## WHAT YOU WILL DO
Please copy the listing below line for line, with no changes.

## INPUT
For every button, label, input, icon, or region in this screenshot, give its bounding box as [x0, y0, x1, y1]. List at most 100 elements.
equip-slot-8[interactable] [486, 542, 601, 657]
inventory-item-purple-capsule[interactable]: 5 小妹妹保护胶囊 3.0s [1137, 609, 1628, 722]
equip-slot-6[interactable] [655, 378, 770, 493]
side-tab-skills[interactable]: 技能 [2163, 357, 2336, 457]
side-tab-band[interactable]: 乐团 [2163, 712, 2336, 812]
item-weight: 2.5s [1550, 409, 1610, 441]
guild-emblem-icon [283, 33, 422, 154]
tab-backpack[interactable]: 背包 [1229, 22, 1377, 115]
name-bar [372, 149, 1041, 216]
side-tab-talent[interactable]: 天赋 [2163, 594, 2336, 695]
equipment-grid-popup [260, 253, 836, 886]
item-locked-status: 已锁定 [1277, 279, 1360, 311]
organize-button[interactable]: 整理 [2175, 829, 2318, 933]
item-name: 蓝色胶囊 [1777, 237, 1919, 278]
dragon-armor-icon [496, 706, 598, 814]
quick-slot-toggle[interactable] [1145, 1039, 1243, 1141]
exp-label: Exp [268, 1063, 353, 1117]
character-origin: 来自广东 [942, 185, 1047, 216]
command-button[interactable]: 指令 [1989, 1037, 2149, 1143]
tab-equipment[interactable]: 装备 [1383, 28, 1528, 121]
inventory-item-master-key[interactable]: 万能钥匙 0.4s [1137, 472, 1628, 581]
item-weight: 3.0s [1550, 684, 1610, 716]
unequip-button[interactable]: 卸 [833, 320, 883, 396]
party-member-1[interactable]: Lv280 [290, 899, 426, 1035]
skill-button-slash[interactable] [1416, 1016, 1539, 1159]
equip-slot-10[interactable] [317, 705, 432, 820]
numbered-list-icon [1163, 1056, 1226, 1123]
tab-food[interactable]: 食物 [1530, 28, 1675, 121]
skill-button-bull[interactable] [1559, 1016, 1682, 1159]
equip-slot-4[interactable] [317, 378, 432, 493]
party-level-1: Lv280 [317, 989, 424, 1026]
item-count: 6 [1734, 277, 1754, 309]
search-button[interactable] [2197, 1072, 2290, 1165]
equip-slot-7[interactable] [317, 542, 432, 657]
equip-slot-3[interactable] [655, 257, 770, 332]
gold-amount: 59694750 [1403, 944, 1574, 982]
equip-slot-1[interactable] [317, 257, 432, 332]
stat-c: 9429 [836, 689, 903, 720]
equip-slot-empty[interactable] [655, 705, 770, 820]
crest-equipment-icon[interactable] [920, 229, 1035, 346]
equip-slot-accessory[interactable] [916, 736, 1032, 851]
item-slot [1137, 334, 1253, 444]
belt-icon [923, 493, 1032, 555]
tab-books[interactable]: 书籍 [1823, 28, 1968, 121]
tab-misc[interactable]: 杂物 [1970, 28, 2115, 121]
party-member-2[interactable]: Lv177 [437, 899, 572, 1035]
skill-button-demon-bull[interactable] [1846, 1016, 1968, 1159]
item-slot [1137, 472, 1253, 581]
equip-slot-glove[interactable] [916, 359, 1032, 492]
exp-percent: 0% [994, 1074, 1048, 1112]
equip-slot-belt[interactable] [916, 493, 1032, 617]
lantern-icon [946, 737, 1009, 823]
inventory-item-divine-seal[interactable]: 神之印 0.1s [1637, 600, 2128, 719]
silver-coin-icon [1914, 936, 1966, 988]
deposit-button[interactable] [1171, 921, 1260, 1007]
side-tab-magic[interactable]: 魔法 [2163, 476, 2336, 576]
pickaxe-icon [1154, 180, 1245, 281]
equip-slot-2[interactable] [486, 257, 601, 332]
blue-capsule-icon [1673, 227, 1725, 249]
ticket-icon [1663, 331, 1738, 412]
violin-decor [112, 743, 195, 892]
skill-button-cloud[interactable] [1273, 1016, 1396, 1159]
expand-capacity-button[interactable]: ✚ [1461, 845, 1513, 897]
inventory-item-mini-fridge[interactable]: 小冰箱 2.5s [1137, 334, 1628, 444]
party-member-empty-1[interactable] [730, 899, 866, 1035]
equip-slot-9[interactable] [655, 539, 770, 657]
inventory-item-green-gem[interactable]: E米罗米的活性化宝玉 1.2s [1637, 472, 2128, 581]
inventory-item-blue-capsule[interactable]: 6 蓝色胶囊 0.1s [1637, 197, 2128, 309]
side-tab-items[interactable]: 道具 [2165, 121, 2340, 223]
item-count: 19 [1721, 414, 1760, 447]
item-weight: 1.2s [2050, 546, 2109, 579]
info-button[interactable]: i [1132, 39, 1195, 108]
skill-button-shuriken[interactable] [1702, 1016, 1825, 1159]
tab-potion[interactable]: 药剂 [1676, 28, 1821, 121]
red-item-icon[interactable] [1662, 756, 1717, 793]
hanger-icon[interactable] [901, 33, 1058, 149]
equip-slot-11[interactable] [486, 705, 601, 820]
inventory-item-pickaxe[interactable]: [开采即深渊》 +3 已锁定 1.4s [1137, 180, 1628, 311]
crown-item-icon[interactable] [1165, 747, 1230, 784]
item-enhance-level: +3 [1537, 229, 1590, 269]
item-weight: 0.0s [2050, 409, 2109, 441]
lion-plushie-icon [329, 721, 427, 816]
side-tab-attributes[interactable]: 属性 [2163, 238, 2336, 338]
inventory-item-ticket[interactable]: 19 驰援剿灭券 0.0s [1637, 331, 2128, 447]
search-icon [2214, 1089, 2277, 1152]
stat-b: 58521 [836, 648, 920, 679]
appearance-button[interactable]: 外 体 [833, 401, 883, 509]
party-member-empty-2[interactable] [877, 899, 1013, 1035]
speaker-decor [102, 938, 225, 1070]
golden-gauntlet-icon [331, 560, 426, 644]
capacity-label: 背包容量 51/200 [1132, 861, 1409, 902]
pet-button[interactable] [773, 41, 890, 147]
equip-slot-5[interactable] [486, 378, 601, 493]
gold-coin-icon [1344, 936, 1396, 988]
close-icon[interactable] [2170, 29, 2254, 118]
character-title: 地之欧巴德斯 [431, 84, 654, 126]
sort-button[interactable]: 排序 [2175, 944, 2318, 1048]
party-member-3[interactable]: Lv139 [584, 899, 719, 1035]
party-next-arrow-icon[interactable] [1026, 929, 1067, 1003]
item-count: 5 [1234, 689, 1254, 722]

## EXERCISE ANSWER
For every button, label, input, icon, or region in this screenshot, give its bounding box as [x0, y0, x1, y1]. List at most 100 elements.
equip-slot-8[interactable] [486, 542, 601, 657]
inventory-item-purple-capsule[interactable]: 5 小妹妹保护胶囊 3.0s [1137, 609, 1628, 722]
equip-slot-6[interactable] [655, 378, 770, 493]
side-tab-skills[interactable]: 技能 [2163, 357, 2336, 457]
side-tab-band[interactable]: 乐团 [2163, 712, 2336, 812]
item-weight: 2.5s [1550, 409, 1610, 441]
guild-emblem-icon [283, 33, 422, 154]
tab-backpack[interactable]: 背包 [1229, 22, 1377, 115]
name-bar [372, 149, 1041, 216]
side-tab-talent[interactable]: 天赋 [2163, 594, 2336, 695]
equipment-grid-popup [260, 253, 836, 886]
item-locked-status: 已锁定 [1277, 279, 1360, 311]
organize-button[interactable]: 整理 [2175, 829, 2318, 933]
item-name: 蓝色胶囊 [1777, 237, 1919, 278]
dragon-armor-icon [496, 706, 598, 814]
quick-slot-toggle[interactable] [1145, 1039, 1243, 1141]
exp-label: Exp [268, 1063, 353, 1117]
character-origin: 来自广东 [942, 185, 1047, 216]
command-button[interactable]: 指令 [1989, 1037, 2149, 1143]
tab-equipment[interactable]: 装备 [1383, 28, 1528, 121]
inventory-item-master-key[interactable]: 万能钥匙 0.4s [1137, 472, 1628, 581]
item-weight: 3.0s [1550, 684, 1610, 716]
unequip-button[interactable]: 卸 [833, 320, 883, 396]
party-member-1[interactable]: Lv280 [290, 899, 426, 1035]
skill-button-slash[interactable] [1416, 1016, 1539, 1159]
equip-slot-10[interactable] [317, 705, 432, 820]
numbered-list-icon [1163, 1056, 1226, 1123]
tab-food[interactable]: 食物 [1530, 28, 1675, 121]
skill-button-bull[interactable] [1559, 1016, 1682, 1159]
equip-slot-4[interactable] [317, 378, 432, 493]
party-level-1: Lv280 [317, 989, 424, 1026]
item-count: 6 [1734, 277, 1754, 309]
search-button[interactable] [2197, 1072, 2290, 1165]
equip-slot-7[interactable] [317, 542, 432, 657]
equip-slot-3[interactable] [655, 257, 770, 332]
gold-amount: 59694750 [1403, 944, 1574, 982]
equip-slot-1[interactable] [317, 257, 432, 332]
stat-c: 9429 [836, 689, 903, 720]
equip-slot-empty[interactable] [655, 705, 770, 820]
crest-equipment-icon[interactable] [920, 229, 1035, 346]
equip-slot-accessory[interactable] [916, 736, 1032, 851]
item-slot [1137, 334, 1253, 444]
belt-icon [923, 493, 1032, 555]
tab-books[interactable]: 书籍 [1823, 28, 1968, 121]
tab-misc[interactable]: 杂物 [1970, 28, 2115, 121]
party-member-2[interactable]: Lv177 [437, 899, 572, 1035]
skill-button-demon-bull[interactable] [1846, 1016, 1968, 1159]
item-slot [1137, 472, 1253, 581]
equip-slot-glove[interactable] [916, 359, 1032, 492]
exp-percent: 0% [994, 1074, 1048, 1112]
equip-slot-belt[interactable] [916, 493, 1032, 617]
lantern-icon [946, 737, 1009, 823]
inventory-item-divine-seal[interactable]: 神之印 0.1s [1637, 600, 2128, 719]
silver-coin-icon [1914, 936, 1966, 988]
deposit-button[interactable] [1171, 921, 1260, 1007]
side-tab-magic[interactable]: 魔法 [2163, 476, 2336, 576]
pickaxe-icon [1154, 180, 1245, 281]
equip-slot-2[interactable] [486, 257, 601, 332]
blue-capsule-icon [1673, 227, 1725, 249]
ticket-icon [1663, 331, 1738, 412]
violin-decor [112, 743, 195, 892]
skill-button-cloud[interactable] [1273, 1016, 1396, 1159]
expand-capacity-button[interactable]: ✚ [1461, 845, 1513, 897]
inventory-item-mini-fridge[interactable]: 小冰箱 2.5s [1137, 334, 1628, 444]
party-member-empty-1[interactable] [730, 899, 866, 1035]
equip-slot-9[interactable] [655, 539, 770, 657]
inventory-item-green-gem[interactable]: E米罗米的活性化宝玉 1.2s [1637, 472, 2128, 581]
inventory-item-blue-capsule[interactable]: 6 蓝色胶囊 0.1s [1637, 197, 2128, 309]
side-tab-items[interactable]: 道具 [2165, 121, 2340, 223]
item-count: 19 [1721, 414, 1760, 447]
item-weight: 1.2s [2050, 546, 2109, 579]
info-button[interactable]: i [1132, 39, 1195, 108]
skill-button-shuriken[interactable] [1702, 1016, 1825, 1159]
tab-potion[interactable]: 药剂 [1676, 28, 1821, 121]
red-item-icon[interactable] [1662, 756, 1717, 793]
hanger-icon[interactable] [901, 33, 1058, 149]
equip-slot-11[interactable] [486, 705, 601, 820]
inventory-item-pickaxe[interactable]: [开采即深渊》 +3 已锁定 1.4s [1137, 180, 1628, 311]
crown-item-icon[interactable] [1165, 747, 1230, 784]
item-enhance-level: +3 [1537, 229, 1590, 269]
item-weight: 0.0s [2050, 409, 2109, 441]
lion-plushie-icon [329, 721, 427, 816]
side-tab-attributes[interactable]: 属性 [2163, 238, 2336, 338]
inventory-item-ticket[interactable]: 19 驰援剿灭券 0.0s [1637, 331, 2128, 447]
search-icon [2214, 1089, 2277, 1152]
stat-b: 58521 [836, 648, 920, 679]
appearance-button[interactable]: 外 体 [833, 401, 883, 509]
party-member-empty-2[interactable] [877, 899, 1013, 1035]
speaker-decor [102, 938, 225, 1070]
golden-gauntlet-icon [331, 560, 426, 644]
capacity-label: 背包容量 51/200 [1132, 861, 1409, 902]
pet-button[interactable] [773, 41, 890, 147]
equip-slot-5[interactable] [486, 378, 601, 493]
gold-coin-icon [1344, 936, 1396, 988]
close-icon[interactable] [2170, 29, 2254, 118]
character-title: 地之欧巴德斯 [431, 84, 654, 126]
sort-button[interactable]: 排序 [2175, 944, 2318, 1048]
party-member-3[interactable]: Lv139 [584, 899, 719, 1035]
party-next-arrow-icon[interactable] [1026, 929, 1067, 1003]
item-count: 5 [1234, 689, 1254, 722]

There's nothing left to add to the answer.